▶ **WHAT YOU ARE ASKED TO DO**
Quote the records in full and leave their pictures out.

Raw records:
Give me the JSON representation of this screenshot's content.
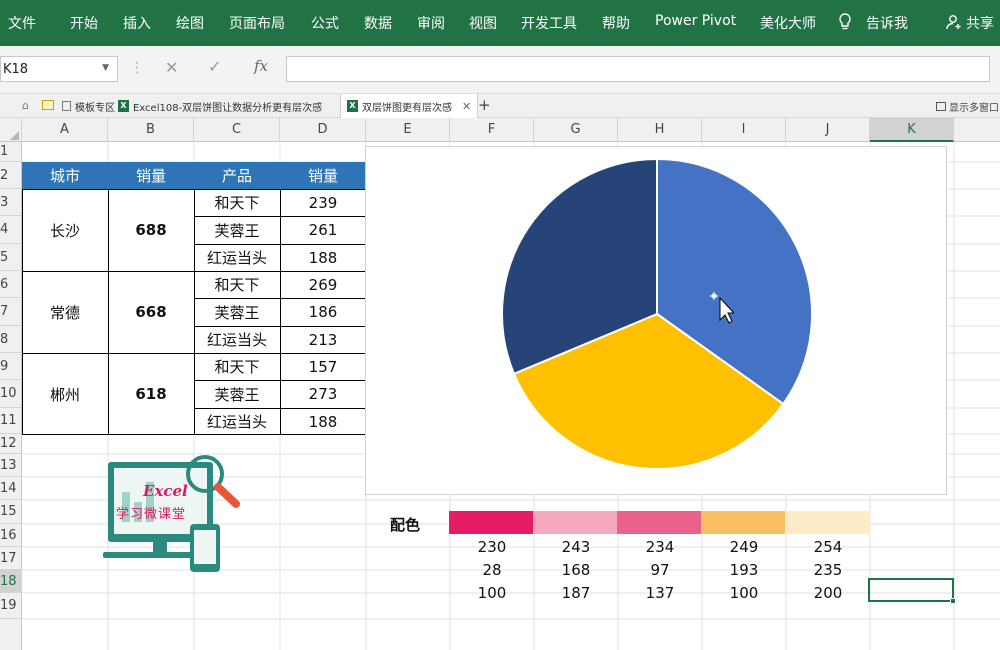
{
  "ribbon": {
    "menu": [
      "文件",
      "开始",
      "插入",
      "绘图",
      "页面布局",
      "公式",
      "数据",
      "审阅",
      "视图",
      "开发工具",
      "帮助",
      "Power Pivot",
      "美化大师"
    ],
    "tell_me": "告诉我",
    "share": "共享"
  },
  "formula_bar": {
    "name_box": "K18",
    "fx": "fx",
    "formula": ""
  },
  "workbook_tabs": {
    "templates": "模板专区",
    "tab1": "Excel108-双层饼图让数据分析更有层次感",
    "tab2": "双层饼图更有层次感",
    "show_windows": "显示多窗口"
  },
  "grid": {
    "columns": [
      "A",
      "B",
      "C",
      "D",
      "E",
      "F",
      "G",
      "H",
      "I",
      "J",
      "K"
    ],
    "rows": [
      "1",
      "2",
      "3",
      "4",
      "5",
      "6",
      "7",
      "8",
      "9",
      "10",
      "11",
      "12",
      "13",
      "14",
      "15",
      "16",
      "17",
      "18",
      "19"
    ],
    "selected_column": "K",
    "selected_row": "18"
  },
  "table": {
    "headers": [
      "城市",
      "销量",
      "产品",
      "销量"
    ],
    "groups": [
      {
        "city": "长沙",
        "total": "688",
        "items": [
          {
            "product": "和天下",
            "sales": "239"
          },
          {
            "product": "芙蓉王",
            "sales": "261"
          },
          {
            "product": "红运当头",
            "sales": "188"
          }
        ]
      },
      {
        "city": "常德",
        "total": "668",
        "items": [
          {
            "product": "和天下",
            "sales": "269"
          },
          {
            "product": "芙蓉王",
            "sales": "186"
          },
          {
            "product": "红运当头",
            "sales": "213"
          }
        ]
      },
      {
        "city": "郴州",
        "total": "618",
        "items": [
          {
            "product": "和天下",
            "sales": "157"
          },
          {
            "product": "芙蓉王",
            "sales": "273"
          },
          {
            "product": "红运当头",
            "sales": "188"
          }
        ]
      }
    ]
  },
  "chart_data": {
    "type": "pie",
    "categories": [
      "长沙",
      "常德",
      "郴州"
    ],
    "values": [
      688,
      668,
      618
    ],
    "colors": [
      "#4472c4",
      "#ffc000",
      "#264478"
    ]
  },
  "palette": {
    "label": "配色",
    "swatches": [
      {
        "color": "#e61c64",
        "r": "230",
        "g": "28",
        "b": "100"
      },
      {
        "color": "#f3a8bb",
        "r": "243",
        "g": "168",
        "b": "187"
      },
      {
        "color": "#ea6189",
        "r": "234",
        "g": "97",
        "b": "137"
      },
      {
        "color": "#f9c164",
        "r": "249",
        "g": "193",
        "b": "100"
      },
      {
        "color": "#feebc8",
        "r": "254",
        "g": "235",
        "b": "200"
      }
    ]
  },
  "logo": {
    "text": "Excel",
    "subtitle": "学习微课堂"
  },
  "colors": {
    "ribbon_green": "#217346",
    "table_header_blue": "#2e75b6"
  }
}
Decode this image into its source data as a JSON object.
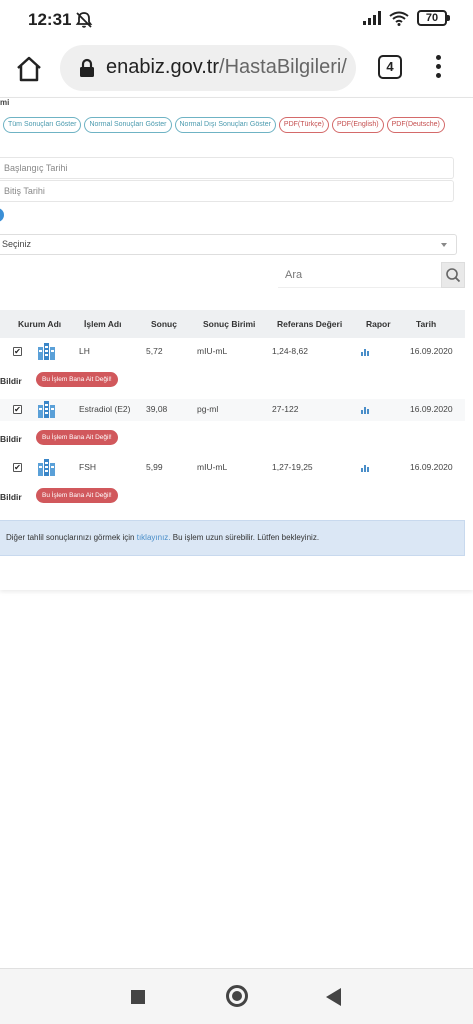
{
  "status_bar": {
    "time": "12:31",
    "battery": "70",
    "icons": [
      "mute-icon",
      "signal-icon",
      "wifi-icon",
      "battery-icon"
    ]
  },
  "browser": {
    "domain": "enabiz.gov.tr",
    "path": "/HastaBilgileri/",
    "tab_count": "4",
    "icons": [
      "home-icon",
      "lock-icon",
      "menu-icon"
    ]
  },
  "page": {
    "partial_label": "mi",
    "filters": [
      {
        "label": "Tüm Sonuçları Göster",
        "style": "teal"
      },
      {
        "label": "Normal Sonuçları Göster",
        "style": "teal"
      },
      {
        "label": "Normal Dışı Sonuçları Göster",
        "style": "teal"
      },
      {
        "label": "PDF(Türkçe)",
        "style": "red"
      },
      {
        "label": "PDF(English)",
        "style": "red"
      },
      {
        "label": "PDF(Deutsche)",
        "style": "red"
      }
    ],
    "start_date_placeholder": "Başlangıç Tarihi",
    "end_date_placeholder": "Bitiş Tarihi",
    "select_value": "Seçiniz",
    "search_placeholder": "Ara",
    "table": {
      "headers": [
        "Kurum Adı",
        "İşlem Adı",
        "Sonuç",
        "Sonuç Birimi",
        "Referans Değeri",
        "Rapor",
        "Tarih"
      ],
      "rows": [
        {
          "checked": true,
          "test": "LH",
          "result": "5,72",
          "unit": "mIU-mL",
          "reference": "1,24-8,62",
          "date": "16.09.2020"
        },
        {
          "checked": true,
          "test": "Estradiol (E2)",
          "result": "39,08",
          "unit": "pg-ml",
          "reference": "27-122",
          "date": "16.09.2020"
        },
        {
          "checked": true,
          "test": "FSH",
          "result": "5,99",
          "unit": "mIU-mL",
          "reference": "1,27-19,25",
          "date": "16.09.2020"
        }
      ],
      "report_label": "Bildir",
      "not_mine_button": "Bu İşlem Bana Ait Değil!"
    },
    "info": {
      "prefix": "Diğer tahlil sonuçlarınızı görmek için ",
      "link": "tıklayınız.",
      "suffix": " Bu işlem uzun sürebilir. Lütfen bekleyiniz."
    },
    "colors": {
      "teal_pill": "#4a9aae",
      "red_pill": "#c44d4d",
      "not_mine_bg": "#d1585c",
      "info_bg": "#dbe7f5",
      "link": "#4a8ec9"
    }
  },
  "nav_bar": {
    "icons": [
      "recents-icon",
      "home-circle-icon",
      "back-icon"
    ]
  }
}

▶ **THE RESPONSE**
Give me the JSON representation of this screenshot's content.
{
  "ribbon": {
    "menu": [
      "文件",
      "开始",
      "插入",
      "绘图",
      "页面布局",
      "公式",
      "数据",
      "审阅",
      "视图",
      "开发工具",
      "帮助",
      "Power Pivot",
      "美化大师"
    ],
    "tell_me": "告诉我",
    "share": "共享"
  },
  "formula_bar": {
    "name_box": "K18",
    "fx": "fx",
    "formula": ""
  },
  "workbook_tabs": {
    "templates": "模板专区",
    "tab1": "Excel108-双层饼图让数据分析更有层次感",
    "tab2": "双层饼图更有层次感",
    "show_windows": "显示多窗口"
  },
  "grid": {
    "columns": [
      "A",
      "B",
      "C",
      "D",
      "E",
      "F",
      "G",
      "H",
      "I",
      "J",
      "K"
    ],
    "rows": [
      "1",
      "2",
      "3",
      "4",
      "5",
      "6",
      "7",
      "8",
      "9",
      "10",
      "11",
      "12",
      "13",
      "14",
      "15",
      "16",
      "17",
      "18",
      "19"
    ],
    "selected_column": "K",
    "selected_row": "18"
  },
  "table": {
    "headers": [
      "城市",
      "销量",
      "产品",
      "销量"
    ],
    "groups": [
      {
        "city": "长沙",
        "total": "688",
        "items": [
          {
            "product": "和天下",
            "sales": "239"
          },
          {
            "product": "芙蓉王",
            "sales": "261"
          },
          {
            "product": "红运当头",
            "sales": "188"
          }
        ]
      },
      {
        "city": "常德",
        "total": "668",
        "items": [
          {
            "product": "和天下",
            "sales": "269"
          },
          {
            "product": "芙蓉王",
            "sales": "186"
          },
          {
            "product": "红运当头",
            "sales": "213"
          }
        ]
      },
      {
        "city": "郴州",
        "total": "618",
        "items": [
          {
            "product": "和天下",
            "sales": "157"
          },
          {
            "product": "芙蓉王",
            "sales": "273"
          },
          {
            "product": "红运当头",
            "sales": "188"
          }
        ]
      }
    ]
  },
  "chart_data": {
    "type": "pie",
    "categories": [
      "长沙",
      "常德",
      "郴州"
    ],
    "values": [
      688,
      668,
      618
    ],
    "colors": [
      "#4472c4",
      "#ffc000",
      "#264478"
    ]
  },
  "palette": {
    "label": "配色",
    "swatches": [
      {
        "color": "#e61c64",
        "r": "230",
        "g": "28",
        "b": "100"
      },
      {
        "color": "#f3a8bb",
        "r": "243",
        "g": "168",
        "b": "187"
      },
      {
        "color": "#ea6189",
        "r": "234",
        "g": "97",
        "b": "137"
      },
      {
        "color": "#f9c164",
        "r": "249",
        "g": "193",
        "b": "100"
      },
      {
        "color": "#feebc8",
        "r": "254",
        "g": "235",
        "b": "200"
      }
    ]
  },
  "logo": {
    "text": "Excel",
    "subtitle": "学习微课堂"
  },
  "colors": {
    "ribbon_green": "#217346",
    "table_header_blue": "#2e75b6"
  }
}
Decode this image into its source data as a JSON object.
{
  "status_bar": {
    "time": "12:31",
    "battery": "70",
    "icons": [
      "mute-icon",
      "signal-icon",
      "wifi-icon",
      "battery-icon"
    ]
  },
  "browser": {
    "domain": "enabiz.gov.tr",
    "path": "/HastaBilgileri/",
    "tab_count": "4",
    "icons": [
      "home-icon",
      "lock-icon",
      "menu-icon"
    ]
  },
  "page": {
    "partial_label": "mi",
    "filters": [
      {
        "label": "Tüm Sonuçları Göster",
        "style": "teal"
      },
      {
        "label": "Normal Sonuçları Göster",
        "style": "teal"
      },
      {
        "label": "Normal Dışı Sonuçları Göster",
        "style": "teal"
      },
      {
        "label": "PDF(Türkçe)",
        "style": "red"
      },
      {
        "label": "PDF(English)",
        "style": "red"
      },
      {
        "label": "PDF(Deutsche)",
        "style": "red"
      }
    ],
    "start_date_placeholder": "Başlangıç Tarihi",
    "end_date_placeholder": "Bitiş Tarihi",
    "select_value": "Seçiniz",
    "search_placeholder": "Ara",
    "table": {
      "headers": [
        "Kurum Adı",
        "İşlem Adı",
        "Sonuç",
        "Sonuç Birimi",
        "Referans Değeri",
        "Rapor",
        "Tarih"
      ],
      "rows": [
        {
          "checked": true,
          "test": "LH",
          "result": "5,72",
          "unit": "mIU-mL",
          "reference": "1,24-8,62",
          "date": "16.09.2020"
        },
        {
          "checked": true,
          "test": "Estradiol (E2)",
          "result": "39,08",
          "unit": "pg-ml",
          "reference": "27-122",
          "date": "16.09.2020"
        },
        {
          "checked": true,
          "test": "FSH",
          "result": "5,99",
          "unit": "mIU-mL",
          "reference": "1,27-19,25",
          "date": "16.09.2020"
        }
      ],
      "report_label": "Bildir",
      "not_mine_button": "Bu İşlem Bana Ait Değil!"
    },
    "info": {
      "prefix": "Diğer tahlil sonuçlarınızı görmek için ",
      "link": "tıklayınız.",
      "suffix": " Bu işlem uzun sürebilir. Lütfen bekleyiniz."
    },
    "colors": {
      "teal_pill": "#4a9aae",
      "red_pill": "#c44d4d",
      "not_mine_bg": "#d1585c",
      "info_bg": "#dbe7f5",
      "link": "#4a8ec9"
    }
  },
  "nav_bar": {
    "icons": [
      "recents-icon",
      "home-circle-icon",
      "back-icon"
    ]
  }
}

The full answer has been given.